DATA:
::::::::

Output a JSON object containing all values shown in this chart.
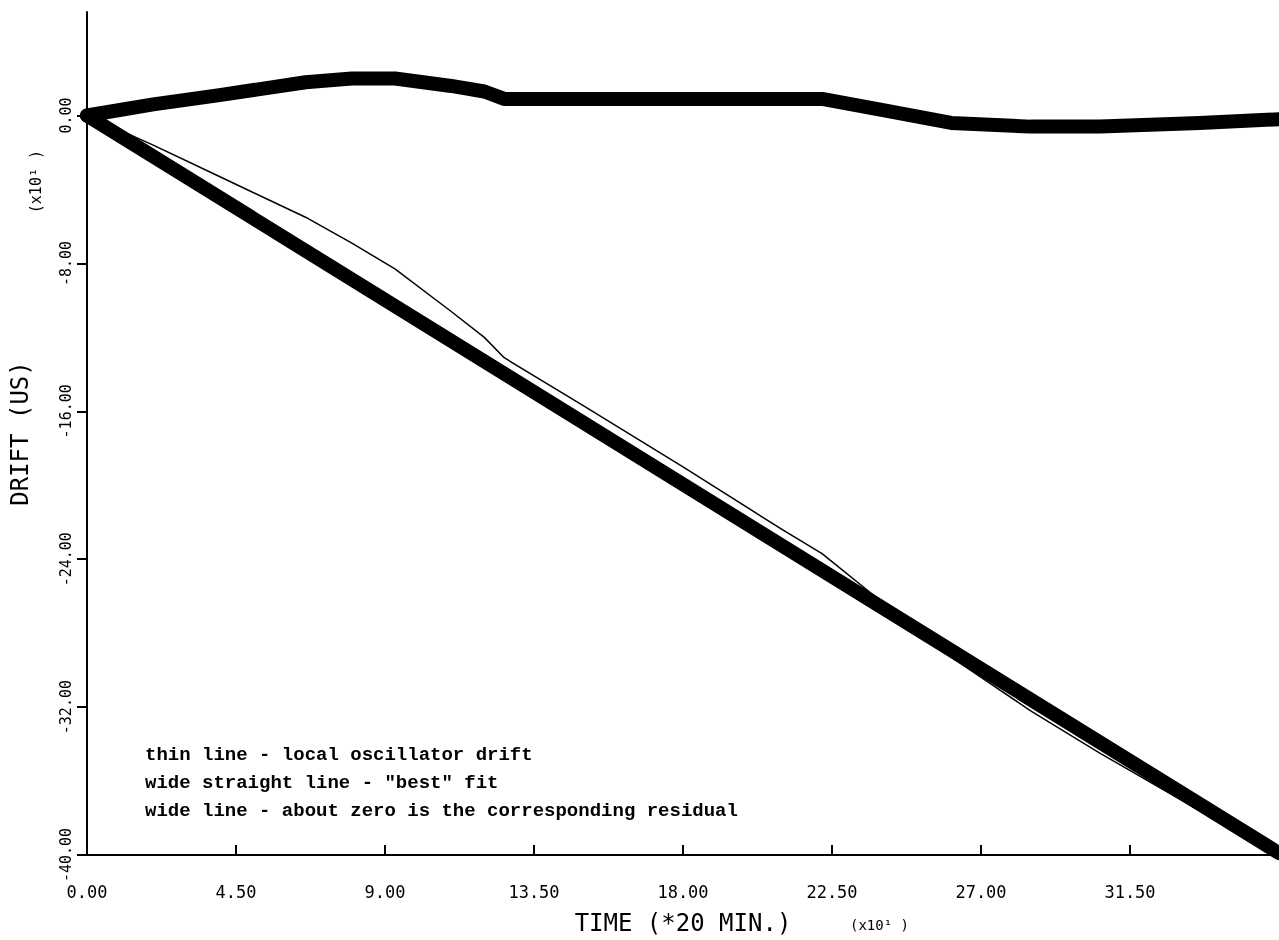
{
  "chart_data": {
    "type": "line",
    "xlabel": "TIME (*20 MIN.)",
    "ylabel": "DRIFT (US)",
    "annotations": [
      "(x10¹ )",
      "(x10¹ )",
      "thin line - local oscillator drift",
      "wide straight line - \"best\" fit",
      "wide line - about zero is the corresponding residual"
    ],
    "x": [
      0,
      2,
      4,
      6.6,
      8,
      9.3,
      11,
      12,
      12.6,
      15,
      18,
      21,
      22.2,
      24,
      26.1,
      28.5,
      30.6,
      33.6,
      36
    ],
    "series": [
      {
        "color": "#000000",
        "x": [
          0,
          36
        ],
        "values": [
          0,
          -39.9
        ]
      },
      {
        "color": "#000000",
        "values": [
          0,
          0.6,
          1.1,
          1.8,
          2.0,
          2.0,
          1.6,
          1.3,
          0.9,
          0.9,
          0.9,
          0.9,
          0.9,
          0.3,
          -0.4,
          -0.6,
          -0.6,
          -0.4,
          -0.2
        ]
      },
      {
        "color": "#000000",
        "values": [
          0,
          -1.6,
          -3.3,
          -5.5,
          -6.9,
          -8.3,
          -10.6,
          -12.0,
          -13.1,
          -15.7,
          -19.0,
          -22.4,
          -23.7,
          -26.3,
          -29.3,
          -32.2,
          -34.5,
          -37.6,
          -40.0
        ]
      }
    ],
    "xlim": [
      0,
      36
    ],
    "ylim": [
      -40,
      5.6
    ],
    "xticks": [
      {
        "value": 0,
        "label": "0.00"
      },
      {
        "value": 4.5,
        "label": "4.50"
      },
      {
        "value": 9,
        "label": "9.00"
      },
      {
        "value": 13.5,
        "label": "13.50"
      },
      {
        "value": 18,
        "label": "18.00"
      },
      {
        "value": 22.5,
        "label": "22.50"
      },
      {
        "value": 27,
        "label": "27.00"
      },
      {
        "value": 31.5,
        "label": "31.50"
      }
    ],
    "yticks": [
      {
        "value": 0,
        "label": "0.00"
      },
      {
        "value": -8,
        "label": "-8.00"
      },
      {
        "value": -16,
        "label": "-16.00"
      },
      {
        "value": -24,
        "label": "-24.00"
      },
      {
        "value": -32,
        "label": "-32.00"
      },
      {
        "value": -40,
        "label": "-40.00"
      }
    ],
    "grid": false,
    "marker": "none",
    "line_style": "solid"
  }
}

::::::::

THE REQUEST:
Locate the word "wide" in the records and collect each line it appears in.

RESULT:
      "wide straight line - \"best\" fit",
      "wide line - about zero is the corresponding residual"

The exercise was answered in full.